*PROBLEM DETAILS*. Each line below should be reproduced without any alteration.

*WORKING DATA*.

○ ○ ○ ○ ○ ○ ○

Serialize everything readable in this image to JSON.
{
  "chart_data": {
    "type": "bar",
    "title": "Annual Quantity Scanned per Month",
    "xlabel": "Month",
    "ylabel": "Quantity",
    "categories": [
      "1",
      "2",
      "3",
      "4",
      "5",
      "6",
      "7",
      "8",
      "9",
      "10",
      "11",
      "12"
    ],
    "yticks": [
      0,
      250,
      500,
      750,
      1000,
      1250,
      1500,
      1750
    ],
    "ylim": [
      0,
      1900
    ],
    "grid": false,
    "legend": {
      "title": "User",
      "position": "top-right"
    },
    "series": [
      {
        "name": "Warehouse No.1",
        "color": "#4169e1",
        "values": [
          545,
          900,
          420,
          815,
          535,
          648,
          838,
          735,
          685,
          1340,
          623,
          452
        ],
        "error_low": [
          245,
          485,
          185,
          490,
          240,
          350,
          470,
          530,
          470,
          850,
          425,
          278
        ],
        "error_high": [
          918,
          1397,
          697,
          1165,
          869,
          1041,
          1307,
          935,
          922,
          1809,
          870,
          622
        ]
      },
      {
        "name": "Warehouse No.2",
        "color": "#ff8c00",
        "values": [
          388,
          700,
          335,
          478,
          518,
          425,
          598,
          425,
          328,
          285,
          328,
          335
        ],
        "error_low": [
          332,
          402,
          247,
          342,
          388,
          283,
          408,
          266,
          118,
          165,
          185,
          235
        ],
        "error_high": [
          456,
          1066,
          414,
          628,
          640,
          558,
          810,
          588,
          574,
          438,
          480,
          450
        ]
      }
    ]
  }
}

○ ○ ○ ○ ○ ○ ○

*SOLUTION TO THE PROBLEM*.
Serialize everything readable in this image to JSON.
{
  "chart_data": {
    "type": "bar",
    "title": "Annual Quantity Scanned per Month",
    "xlabel": "Month",
    "ylabel": "Quantity",
    "categories": [
      "1",
      "2",
      "3",
      "4",
      "5",
      "6",
      "7",
      "8",
      "9",
      "10",
      "11",
      "12"
    ],
    "yticks": [
      0,
      250,
      500,
      750,
      1000,
      1250,
      1500,
      1750
    ],
    "ylim": [
      0,
      1900
    ],
    "grid": false,
    "legend": {
      "title": "User",
      "position": "top-right"
    },
    "series": [
      {
        "name": "Warehouse No.1",
        "color": "#4169e1",
        "values": [
          545,
          900,
          420,
          815,
          535,
          648,
          838,
          735,
          685,
          1340,
          623,
          452
        ],
        "error_low": [
          245,
          485,
          185,
          490,
          240,
          350,
          470,
          530,
          470,
          850,
          425,
          278
        ],
        "error_high": [
          918,
          1397,
          697,
          1165,
          869,
          1041,
          1307,
          935,
          922,
          1809,
          870,
          622
        ]
      },
      {
        "name": "Warehouse No.2",
        "color": "#ff8c00",
        "values": [
          388,
          700,
          335,
          478,
          518,
          425,
          598,
          425,
          328,
          285,
          328,
          335
        ],
        "error_low": [
          332,
          402,
          247,
          342,
          388,
          283,
          408,
          266,
          118,
          165,
          185,
          235
        ],
        "error_high": [
          456,
          1066,
          414,
          628,
          640,
          558,
          810,
          588,
          574,
          438,
          480,
          450
        ]
      }
    ]
  }
}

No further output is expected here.